#### Problem to work on:
Go through the material and pull out every line with the string "location" in it.

Saved data entries
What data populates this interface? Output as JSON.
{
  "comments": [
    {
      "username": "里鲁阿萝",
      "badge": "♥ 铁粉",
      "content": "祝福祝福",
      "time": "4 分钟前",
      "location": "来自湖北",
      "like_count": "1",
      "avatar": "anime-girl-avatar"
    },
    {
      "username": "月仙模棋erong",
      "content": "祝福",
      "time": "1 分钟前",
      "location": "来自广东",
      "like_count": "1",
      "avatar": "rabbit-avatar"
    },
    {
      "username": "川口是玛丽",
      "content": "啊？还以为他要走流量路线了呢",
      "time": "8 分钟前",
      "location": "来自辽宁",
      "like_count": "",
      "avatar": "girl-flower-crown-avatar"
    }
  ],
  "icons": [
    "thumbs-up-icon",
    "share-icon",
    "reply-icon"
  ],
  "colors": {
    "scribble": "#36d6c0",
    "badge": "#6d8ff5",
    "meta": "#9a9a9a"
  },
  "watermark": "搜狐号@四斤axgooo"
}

#### Task response:
      "location": "来自湖北",
      "location": "来自广东",
      "location": "来自辽宁",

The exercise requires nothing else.